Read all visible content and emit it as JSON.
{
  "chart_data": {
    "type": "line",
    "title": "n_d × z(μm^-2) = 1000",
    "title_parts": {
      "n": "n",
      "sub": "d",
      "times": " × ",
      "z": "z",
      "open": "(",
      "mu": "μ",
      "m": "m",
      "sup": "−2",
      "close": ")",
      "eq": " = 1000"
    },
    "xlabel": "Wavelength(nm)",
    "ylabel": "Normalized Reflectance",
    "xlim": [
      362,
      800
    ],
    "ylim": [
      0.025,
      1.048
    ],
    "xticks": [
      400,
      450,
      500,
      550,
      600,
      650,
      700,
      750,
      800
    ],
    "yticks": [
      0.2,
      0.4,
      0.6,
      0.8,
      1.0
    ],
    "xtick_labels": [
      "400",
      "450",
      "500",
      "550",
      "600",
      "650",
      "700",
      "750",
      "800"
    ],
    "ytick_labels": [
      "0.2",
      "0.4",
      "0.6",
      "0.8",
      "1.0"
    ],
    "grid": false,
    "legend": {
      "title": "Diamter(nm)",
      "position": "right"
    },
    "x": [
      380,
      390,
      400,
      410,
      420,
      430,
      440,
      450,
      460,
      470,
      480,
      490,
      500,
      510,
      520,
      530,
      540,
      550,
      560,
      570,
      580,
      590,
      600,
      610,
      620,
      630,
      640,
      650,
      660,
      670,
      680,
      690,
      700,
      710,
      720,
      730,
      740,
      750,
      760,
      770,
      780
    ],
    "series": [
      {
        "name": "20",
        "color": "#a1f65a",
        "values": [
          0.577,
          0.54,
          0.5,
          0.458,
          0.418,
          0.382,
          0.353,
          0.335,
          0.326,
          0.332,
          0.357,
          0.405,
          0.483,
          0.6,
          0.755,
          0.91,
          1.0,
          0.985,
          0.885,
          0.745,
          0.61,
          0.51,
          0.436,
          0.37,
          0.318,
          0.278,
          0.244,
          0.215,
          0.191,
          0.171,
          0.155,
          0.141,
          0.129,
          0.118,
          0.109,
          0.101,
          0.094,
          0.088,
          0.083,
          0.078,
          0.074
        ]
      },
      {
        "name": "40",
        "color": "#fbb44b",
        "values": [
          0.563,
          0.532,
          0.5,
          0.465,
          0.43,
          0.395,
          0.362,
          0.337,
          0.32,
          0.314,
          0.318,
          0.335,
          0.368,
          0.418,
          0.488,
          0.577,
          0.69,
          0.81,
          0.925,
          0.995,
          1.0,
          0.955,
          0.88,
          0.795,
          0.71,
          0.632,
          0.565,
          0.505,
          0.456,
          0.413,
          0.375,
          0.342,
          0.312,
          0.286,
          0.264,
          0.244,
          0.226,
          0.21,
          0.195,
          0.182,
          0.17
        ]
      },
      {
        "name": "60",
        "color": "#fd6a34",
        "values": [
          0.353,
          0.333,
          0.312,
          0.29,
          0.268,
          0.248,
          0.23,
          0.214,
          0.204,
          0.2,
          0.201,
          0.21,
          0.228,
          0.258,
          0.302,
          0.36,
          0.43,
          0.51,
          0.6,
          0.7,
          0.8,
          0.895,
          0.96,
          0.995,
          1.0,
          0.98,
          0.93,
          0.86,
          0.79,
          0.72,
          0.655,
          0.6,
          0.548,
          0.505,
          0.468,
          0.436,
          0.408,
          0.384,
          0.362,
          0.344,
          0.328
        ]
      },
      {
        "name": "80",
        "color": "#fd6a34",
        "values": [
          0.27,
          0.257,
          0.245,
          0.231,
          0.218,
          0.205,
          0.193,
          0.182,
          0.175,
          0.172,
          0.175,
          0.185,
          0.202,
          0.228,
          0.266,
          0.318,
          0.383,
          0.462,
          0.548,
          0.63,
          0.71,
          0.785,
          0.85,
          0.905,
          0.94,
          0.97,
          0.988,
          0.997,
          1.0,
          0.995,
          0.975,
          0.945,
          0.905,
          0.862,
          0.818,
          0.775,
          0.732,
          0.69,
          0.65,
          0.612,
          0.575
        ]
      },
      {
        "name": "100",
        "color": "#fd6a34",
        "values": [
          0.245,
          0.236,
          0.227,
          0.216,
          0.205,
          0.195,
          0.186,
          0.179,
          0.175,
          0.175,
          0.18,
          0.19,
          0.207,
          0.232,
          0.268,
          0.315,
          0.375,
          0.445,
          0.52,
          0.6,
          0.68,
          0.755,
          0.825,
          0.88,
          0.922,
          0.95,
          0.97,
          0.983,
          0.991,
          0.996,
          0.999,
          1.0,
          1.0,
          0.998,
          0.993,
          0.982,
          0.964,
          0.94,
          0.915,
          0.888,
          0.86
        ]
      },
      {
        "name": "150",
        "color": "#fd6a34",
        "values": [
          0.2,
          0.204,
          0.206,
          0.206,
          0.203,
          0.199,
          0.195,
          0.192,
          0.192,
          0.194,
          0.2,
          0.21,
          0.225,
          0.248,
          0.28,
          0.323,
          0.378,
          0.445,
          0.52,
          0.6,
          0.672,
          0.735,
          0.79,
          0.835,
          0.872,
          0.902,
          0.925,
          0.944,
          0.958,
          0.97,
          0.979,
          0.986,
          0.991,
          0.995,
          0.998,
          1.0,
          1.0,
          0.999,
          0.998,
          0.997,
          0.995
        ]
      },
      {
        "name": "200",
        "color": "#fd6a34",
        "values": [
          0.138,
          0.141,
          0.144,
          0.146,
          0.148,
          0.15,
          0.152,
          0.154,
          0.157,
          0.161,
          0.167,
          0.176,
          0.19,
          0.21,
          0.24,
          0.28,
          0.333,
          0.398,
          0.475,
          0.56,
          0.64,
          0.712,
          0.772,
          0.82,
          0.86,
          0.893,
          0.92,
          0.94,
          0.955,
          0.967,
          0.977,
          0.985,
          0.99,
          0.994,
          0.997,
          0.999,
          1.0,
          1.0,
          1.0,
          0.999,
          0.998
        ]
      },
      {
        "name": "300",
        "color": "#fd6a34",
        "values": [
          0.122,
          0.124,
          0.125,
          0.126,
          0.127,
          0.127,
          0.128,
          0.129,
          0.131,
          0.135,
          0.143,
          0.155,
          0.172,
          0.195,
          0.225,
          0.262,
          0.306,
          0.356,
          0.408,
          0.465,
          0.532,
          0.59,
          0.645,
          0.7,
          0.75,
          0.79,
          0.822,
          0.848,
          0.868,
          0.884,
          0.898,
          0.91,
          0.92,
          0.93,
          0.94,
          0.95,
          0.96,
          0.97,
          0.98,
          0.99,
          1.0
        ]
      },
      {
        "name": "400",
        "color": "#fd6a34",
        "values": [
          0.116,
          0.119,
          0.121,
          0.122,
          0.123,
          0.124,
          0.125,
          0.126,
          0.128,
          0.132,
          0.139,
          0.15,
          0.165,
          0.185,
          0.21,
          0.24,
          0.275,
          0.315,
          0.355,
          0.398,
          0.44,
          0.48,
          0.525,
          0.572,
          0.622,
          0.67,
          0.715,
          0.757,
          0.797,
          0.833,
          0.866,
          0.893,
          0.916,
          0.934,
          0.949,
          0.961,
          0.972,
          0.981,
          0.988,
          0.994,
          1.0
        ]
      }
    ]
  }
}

══════════════════════════════

__WHAT YOU SHOULD DO__.
Locate each line with the word "name" and copy it.

__THE SOLUTION__.
        "name": "20",
        "name": "40",
        "name": "60",
        "name": "80",
        "name": "100",
        "name": "150",
        "name": "200",
        "name": "300",
        "name": "400",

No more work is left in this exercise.